#### [Aim]
Wherever the string "page" appears in a line, extract that line.

/---

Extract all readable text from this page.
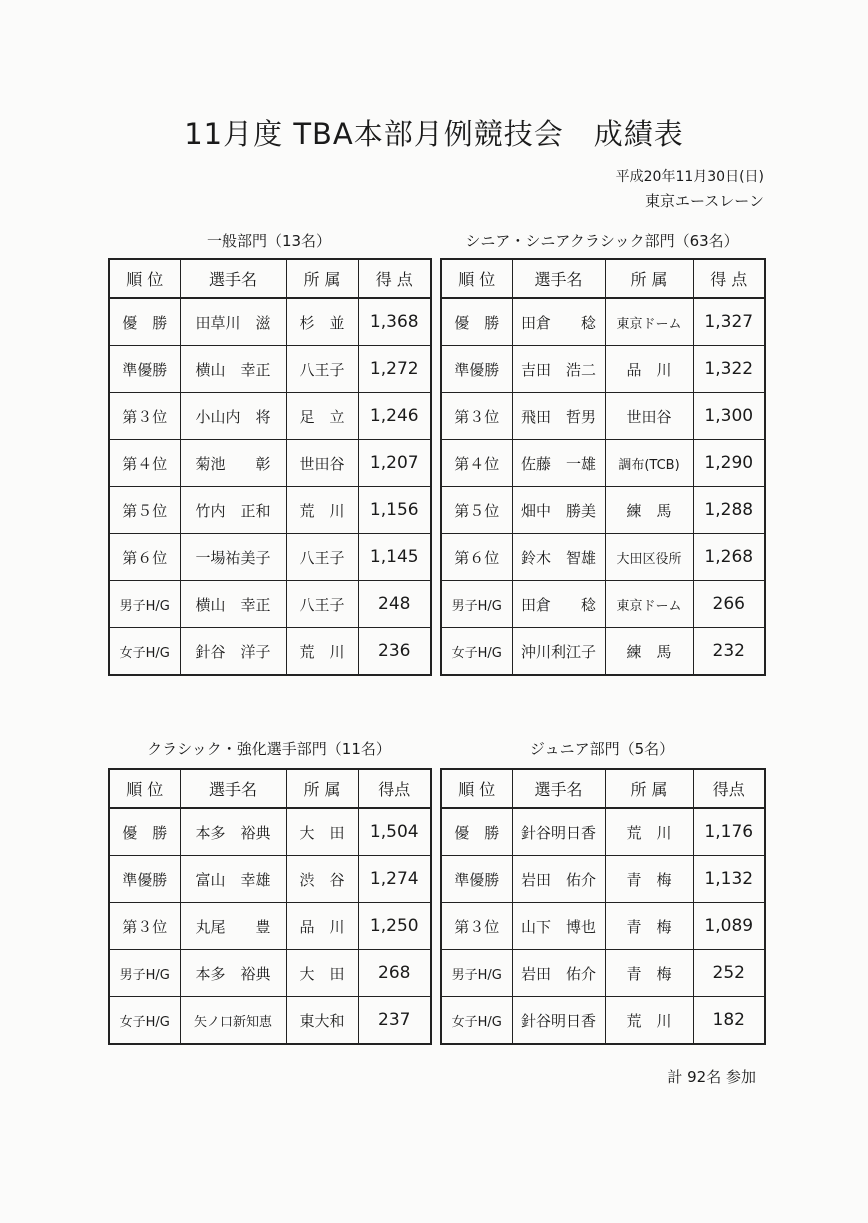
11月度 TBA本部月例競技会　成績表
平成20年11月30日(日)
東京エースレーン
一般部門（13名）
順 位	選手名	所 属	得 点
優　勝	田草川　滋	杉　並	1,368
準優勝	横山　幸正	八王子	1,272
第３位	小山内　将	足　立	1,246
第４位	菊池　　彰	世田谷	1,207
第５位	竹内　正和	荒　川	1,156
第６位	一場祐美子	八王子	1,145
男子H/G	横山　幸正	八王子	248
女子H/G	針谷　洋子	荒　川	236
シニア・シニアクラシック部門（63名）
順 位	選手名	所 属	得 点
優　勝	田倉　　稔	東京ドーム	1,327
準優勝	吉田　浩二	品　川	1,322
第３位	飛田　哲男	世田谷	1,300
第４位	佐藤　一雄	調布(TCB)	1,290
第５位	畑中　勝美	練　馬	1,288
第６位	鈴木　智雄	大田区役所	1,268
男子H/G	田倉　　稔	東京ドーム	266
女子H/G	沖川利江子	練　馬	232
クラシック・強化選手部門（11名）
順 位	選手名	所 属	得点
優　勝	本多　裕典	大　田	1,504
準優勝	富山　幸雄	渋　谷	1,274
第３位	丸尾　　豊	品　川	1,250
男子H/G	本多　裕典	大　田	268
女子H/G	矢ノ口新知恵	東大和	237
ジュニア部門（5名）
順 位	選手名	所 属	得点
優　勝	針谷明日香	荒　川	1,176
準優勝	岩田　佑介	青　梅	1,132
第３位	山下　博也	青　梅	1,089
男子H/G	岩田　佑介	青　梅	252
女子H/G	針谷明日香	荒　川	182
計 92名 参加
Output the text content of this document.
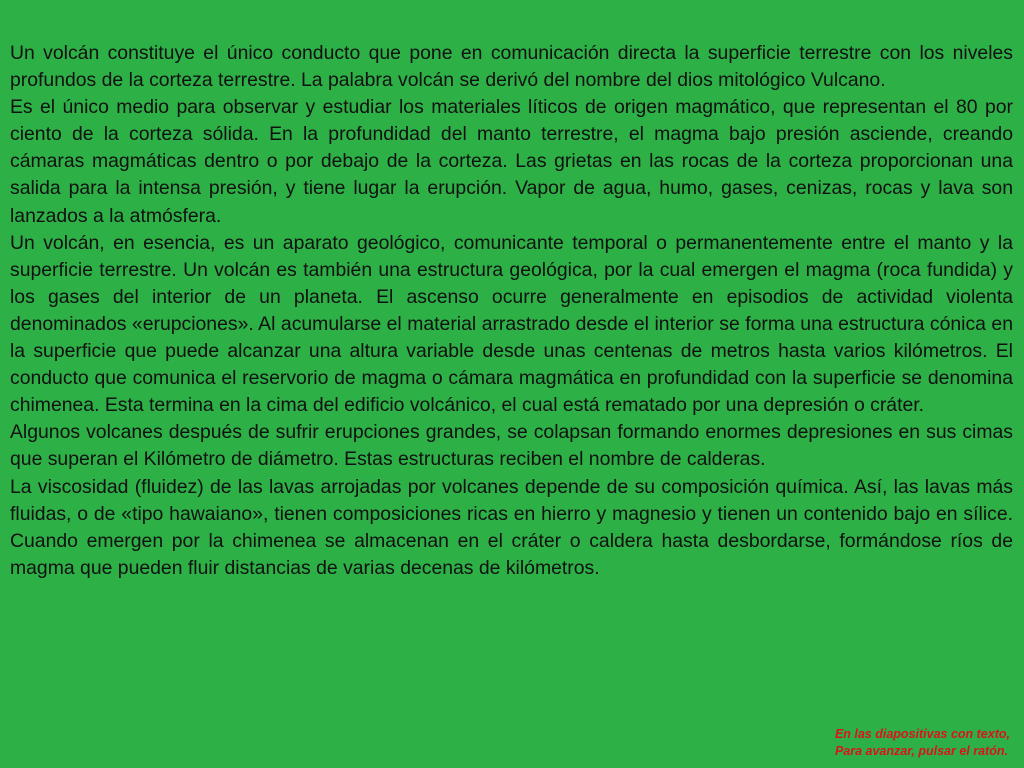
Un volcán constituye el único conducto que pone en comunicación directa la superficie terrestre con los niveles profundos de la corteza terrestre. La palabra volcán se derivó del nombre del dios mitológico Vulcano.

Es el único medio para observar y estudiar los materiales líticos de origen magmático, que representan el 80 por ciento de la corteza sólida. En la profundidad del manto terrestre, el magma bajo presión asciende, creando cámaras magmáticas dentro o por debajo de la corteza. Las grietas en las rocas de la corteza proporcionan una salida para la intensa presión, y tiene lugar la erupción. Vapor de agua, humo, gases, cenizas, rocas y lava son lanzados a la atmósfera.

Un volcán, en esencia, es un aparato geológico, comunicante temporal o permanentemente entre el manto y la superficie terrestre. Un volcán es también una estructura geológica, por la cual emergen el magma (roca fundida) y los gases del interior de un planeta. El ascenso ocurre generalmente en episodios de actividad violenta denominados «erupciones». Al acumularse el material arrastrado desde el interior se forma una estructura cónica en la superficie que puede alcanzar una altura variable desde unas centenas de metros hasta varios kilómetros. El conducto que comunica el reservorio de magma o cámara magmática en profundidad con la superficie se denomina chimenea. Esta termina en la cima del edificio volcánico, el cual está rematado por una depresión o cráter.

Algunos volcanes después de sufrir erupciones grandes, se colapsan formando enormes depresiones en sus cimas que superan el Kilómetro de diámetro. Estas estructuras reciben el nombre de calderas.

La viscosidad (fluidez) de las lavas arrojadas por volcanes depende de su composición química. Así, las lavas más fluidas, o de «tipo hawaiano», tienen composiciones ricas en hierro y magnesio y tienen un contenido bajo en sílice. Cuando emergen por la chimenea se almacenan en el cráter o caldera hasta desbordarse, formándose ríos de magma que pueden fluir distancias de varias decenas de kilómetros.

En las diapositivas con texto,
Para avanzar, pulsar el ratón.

\---
/---

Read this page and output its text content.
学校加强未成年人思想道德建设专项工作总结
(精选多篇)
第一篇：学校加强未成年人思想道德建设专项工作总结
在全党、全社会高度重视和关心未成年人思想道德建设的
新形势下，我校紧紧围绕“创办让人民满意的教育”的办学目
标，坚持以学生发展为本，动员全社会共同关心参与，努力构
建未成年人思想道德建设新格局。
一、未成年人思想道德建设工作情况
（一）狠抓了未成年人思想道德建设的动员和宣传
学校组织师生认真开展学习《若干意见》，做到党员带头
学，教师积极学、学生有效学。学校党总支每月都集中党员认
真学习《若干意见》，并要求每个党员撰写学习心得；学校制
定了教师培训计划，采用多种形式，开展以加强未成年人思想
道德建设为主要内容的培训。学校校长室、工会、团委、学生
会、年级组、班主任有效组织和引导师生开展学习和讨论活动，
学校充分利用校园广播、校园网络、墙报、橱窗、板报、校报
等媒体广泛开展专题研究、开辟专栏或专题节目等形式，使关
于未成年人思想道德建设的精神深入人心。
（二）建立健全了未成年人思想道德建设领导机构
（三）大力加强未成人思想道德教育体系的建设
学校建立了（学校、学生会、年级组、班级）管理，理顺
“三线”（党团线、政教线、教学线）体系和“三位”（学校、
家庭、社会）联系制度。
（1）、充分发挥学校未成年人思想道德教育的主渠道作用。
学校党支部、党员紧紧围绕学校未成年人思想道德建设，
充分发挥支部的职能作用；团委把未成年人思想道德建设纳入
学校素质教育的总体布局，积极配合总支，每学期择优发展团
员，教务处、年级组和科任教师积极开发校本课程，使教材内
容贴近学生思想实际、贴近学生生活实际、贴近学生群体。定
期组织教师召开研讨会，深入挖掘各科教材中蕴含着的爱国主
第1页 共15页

\---

#### [Result below]
Extract all readable text from this page.
Read this page and output its text content.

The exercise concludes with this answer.